→ Records supplied
....

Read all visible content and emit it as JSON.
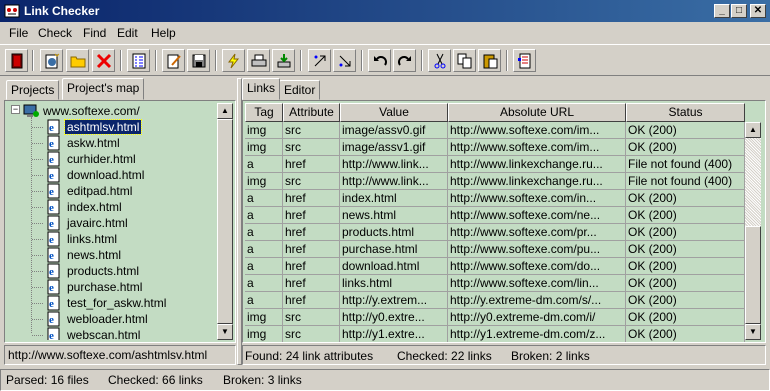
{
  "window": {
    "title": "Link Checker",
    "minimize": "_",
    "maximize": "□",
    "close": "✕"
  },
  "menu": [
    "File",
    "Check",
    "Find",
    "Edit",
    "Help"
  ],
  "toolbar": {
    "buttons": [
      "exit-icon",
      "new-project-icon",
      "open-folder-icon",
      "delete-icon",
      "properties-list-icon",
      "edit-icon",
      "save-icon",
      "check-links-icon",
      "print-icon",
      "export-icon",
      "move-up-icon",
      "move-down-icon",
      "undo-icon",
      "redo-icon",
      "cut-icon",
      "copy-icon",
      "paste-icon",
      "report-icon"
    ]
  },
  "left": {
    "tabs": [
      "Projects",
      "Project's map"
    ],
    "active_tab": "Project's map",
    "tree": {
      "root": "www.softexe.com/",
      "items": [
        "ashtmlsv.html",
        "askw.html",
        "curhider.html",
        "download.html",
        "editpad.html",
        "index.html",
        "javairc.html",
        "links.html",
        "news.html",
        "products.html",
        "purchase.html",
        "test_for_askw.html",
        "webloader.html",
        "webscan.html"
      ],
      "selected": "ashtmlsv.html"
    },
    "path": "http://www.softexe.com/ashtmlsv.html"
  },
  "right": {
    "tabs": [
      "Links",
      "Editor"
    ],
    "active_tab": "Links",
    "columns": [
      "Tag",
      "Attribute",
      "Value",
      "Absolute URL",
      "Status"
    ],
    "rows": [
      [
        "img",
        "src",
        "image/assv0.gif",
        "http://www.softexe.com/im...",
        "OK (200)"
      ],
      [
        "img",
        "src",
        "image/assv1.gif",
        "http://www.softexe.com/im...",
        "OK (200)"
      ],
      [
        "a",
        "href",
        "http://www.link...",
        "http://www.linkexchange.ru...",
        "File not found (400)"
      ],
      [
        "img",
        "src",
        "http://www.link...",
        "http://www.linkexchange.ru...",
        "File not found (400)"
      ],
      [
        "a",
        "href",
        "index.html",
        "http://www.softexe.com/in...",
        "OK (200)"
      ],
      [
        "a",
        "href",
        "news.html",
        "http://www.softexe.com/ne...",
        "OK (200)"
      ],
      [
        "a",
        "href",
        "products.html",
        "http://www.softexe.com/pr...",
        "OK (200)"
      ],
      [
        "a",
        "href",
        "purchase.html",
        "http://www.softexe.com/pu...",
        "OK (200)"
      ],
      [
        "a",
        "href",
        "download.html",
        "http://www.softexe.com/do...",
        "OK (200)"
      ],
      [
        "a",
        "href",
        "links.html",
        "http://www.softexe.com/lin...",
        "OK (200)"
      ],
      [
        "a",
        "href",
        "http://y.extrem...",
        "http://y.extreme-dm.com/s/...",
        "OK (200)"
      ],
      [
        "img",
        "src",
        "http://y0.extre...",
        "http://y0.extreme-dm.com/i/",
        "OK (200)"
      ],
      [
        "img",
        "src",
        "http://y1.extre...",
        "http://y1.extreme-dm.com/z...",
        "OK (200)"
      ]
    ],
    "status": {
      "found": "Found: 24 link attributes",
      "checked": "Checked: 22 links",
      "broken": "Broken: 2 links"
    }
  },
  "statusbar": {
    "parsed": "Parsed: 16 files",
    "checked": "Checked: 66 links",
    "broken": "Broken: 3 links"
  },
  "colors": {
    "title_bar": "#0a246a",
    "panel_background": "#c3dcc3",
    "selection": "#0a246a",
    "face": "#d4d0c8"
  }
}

....

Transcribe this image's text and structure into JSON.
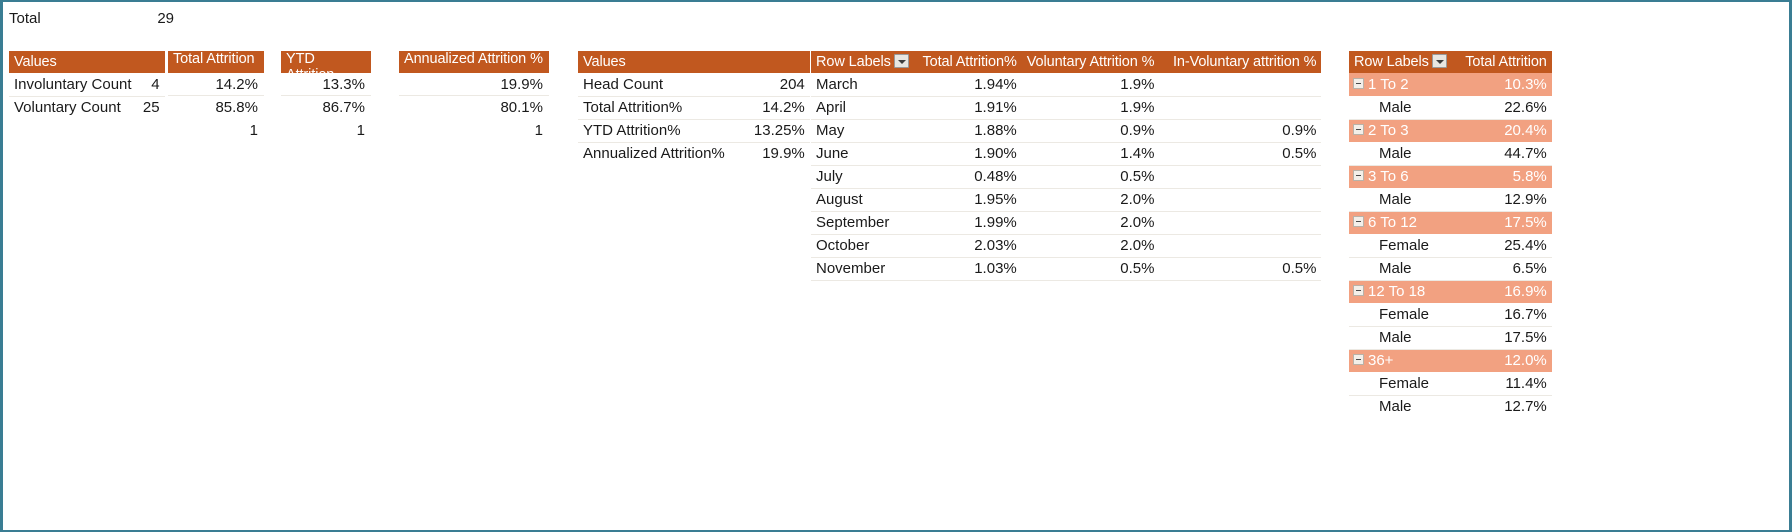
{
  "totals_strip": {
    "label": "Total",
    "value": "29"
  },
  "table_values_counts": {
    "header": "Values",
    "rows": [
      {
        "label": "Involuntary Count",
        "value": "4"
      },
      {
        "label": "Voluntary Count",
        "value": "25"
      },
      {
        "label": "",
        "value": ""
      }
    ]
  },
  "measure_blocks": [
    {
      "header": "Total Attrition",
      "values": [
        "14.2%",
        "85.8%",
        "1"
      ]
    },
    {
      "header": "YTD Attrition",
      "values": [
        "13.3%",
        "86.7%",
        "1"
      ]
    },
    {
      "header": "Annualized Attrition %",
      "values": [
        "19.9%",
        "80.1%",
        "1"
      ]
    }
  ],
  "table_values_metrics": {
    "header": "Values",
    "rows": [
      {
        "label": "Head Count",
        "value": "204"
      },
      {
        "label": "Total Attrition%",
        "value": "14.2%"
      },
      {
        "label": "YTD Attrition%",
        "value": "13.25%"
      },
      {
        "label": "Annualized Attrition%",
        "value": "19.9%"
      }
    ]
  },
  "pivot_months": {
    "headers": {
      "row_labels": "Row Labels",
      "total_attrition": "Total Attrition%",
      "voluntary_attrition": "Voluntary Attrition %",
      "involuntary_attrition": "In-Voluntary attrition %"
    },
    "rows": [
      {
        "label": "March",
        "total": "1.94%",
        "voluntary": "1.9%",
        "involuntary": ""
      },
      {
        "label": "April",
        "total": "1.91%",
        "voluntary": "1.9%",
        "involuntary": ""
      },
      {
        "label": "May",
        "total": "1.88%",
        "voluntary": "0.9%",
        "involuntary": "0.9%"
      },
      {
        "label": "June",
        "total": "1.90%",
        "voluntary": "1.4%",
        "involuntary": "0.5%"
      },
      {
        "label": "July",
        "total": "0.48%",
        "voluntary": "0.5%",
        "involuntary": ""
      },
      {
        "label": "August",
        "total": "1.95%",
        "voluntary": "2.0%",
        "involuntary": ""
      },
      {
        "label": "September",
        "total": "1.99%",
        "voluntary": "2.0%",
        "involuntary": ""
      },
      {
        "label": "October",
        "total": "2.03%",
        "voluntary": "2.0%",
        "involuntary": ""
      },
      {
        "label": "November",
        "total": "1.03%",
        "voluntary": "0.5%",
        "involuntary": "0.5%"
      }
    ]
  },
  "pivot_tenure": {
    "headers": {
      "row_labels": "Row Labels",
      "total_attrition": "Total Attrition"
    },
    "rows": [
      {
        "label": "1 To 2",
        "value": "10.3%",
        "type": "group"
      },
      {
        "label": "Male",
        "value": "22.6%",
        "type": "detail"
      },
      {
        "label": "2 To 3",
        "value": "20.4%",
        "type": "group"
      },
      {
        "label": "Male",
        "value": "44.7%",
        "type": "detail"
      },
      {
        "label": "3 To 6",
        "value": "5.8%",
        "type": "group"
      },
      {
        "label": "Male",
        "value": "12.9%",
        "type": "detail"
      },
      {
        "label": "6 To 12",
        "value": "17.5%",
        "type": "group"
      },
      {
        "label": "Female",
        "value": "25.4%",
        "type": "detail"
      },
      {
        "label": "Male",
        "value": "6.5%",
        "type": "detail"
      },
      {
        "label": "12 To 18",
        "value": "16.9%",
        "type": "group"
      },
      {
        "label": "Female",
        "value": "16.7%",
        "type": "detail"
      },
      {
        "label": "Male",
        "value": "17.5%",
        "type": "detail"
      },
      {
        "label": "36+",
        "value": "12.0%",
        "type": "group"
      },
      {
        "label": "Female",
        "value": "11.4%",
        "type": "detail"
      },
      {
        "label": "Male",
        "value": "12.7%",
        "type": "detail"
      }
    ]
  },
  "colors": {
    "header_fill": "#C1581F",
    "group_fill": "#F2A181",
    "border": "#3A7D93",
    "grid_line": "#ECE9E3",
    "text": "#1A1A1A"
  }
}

....

In the records above, find each line holding "text" and copy it.

Transcribe this image's text and structure into JSON.
    "text": "#1A1A1A"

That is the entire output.